* Task requirements
Show every line of the records below that contains the word "with".

* Input data
(begin)

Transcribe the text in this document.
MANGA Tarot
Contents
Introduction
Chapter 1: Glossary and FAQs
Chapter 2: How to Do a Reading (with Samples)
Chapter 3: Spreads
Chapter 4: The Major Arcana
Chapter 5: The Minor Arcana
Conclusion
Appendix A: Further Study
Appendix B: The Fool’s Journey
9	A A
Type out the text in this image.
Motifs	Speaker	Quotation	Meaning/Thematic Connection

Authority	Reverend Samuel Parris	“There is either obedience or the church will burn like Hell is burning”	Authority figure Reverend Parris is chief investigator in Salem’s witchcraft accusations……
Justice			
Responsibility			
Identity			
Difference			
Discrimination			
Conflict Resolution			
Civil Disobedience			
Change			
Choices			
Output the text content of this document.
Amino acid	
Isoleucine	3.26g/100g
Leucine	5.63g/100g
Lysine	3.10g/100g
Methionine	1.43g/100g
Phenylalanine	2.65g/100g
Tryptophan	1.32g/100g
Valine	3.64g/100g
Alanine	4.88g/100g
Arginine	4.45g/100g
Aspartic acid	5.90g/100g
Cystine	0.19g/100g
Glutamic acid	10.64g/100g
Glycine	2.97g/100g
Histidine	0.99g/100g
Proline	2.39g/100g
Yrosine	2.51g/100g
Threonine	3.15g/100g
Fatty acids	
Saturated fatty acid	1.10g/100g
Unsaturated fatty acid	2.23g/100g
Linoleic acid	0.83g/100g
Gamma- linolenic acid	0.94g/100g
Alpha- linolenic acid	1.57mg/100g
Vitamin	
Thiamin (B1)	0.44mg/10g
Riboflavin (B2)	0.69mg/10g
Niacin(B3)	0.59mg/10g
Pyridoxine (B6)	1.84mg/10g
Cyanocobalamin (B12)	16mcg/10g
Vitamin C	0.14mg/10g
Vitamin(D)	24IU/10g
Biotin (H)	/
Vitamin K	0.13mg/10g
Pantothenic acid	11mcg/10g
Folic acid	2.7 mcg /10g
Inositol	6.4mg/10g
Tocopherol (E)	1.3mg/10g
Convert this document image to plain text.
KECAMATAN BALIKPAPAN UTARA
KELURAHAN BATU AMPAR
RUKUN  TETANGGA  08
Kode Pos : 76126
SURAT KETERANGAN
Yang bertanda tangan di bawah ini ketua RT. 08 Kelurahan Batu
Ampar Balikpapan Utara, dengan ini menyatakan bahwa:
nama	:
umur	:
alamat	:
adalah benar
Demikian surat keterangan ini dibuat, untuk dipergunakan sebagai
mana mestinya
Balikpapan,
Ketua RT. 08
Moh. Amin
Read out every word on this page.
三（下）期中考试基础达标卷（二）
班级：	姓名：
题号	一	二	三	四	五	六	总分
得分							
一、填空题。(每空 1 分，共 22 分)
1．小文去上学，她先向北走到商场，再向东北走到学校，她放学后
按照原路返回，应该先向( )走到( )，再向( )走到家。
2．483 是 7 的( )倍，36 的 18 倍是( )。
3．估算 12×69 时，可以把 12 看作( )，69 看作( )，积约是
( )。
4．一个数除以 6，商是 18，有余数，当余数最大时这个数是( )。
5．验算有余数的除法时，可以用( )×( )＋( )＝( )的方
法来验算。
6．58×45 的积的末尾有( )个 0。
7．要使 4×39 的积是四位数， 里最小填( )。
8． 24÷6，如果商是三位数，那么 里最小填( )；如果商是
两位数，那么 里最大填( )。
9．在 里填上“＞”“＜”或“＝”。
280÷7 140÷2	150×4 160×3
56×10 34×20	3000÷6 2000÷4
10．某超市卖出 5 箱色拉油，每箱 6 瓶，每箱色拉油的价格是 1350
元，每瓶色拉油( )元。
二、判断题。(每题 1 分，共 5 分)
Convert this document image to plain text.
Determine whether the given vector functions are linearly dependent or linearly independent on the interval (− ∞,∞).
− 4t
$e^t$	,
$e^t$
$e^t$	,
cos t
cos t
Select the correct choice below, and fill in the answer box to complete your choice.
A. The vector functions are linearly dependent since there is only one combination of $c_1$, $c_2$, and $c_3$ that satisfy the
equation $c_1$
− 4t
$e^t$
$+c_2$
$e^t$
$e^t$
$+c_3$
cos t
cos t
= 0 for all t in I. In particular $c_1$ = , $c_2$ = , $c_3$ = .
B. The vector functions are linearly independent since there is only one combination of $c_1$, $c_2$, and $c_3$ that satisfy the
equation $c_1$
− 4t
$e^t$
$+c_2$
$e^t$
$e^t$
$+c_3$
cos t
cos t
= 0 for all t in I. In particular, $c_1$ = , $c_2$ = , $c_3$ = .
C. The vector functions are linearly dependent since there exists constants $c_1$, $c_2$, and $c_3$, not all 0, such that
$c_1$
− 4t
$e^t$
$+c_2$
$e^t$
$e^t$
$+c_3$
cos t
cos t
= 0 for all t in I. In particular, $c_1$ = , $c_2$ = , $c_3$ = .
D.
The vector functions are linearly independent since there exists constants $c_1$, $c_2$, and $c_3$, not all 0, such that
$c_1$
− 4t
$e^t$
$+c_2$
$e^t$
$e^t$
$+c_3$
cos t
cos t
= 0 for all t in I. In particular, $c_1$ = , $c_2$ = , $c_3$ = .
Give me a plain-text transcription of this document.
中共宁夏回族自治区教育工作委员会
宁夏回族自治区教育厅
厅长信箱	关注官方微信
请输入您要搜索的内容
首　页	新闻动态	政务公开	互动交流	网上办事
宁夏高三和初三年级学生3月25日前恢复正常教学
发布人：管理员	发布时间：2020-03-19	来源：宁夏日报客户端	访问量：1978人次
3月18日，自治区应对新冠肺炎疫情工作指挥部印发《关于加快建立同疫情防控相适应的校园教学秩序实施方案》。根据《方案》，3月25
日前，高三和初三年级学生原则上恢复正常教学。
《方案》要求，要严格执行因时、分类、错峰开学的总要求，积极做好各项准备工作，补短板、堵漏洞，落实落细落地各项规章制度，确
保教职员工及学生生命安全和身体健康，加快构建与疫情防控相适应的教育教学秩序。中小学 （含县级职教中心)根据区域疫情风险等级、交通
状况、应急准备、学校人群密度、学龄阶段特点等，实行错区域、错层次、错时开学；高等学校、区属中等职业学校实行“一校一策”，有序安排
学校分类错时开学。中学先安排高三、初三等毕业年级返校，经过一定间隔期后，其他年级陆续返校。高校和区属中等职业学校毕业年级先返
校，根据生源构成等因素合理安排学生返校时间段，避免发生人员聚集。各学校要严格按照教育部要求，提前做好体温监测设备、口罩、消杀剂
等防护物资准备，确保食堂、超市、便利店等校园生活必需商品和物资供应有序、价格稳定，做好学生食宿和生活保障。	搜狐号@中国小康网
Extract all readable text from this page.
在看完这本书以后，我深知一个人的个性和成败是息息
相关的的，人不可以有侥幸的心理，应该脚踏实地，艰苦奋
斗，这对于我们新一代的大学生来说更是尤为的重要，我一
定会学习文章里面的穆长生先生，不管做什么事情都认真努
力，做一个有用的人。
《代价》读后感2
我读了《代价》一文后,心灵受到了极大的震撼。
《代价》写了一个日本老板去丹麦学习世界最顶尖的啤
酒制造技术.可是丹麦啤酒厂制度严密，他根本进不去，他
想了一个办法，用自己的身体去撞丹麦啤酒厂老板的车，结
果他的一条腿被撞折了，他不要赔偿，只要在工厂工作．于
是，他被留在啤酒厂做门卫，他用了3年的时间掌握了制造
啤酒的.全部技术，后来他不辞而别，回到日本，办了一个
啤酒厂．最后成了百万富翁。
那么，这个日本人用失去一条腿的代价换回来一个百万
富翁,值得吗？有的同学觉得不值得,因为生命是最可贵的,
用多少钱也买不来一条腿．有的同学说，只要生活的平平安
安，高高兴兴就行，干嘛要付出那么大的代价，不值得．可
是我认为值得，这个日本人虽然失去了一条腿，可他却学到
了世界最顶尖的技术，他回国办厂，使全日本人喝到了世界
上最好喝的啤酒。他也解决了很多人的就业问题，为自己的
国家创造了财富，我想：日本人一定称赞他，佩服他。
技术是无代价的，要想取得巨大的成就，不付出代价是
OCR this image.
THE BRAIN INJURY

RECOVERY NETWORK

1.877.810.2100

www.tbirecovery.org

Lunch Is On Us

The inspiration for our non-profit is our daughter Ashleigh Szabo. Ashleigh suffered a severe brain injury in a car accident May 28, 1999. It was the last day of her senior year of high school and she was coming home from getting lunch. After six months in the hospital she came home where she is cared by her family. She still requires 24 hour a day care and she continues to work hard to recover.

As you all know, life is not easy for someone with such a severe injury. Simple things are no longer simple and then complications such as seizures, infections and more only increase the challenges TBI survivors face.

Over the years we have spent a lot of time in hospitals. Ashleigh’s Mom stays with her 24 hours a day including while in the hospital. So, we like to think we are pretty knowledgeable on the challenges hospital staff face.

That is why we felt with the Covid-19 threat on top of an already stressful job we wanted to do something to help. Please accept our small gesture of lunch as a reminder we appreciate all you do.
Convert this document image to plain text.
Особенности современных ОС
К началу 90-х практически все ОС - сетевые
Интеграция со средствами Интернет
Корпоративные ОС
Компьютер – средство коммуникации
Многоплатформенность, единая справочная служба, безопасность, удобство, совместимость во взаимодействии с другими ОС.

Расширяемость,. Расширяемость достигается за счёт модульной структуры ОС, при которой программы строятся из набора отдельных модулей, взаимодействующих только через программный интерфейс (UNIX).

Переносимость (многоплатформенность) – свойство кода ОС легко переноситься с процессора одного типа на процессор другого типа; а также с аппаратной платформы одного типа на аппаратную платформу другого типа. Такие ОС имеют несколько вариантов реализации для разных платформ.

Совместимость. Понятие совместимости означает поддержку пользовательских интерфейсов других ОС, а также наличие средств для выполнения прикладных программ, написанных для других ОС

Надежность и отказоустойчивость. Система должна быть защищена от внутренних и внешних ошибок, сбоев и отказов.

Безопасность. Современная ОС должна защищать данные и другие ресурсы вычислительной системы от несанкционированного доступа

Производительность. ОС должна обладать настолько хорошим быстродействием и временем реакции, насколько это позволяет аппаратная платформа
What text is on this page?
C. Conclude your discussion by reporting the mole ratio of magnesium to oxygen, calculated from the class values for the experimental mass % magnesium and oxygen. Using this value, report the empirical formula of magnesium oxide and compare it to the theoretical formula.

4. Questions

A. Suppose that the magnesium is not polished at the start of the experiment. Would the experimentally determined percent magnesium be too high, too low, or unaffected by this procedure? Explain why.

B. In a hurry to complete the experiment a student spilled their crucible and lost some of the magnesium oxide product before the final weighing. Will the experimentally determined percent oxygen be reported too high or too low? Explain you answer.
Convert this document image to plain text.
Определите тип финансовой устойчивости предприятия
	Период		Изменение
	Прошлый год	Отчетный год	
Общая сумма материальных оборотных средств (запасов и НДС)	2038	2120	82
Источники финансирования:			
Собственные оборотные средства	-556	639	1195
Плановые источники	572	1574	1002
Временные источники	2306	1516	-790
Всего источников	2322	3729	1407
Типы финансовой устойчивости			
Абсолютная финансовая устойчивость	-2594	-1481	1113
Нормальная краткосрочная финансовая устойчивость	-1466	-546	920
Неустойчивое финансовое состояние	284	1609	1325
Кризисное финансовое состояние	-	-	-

(end)

* Solution below
Chapter 2: How to Do a Reading (with Samples)
As you all know, life is not easy for someone with such a severe injury. Simple things are no longer simple and then complications such as seizures, infections and more only increase the challenges TBI survivors face.
Over the years we have spent a lot of time in hospitals. Ashleigh’s Mom stays with her 24 hours a day including while in the hospital. So, we like to think we are pretty knowledgeable on the challenges hospital staff face.
That is why we felt with the Covid-19 threat on top of an already stressful job we wanted to do something to help. Please accept our small gesture of lunch as a reminder we appreciate all you do.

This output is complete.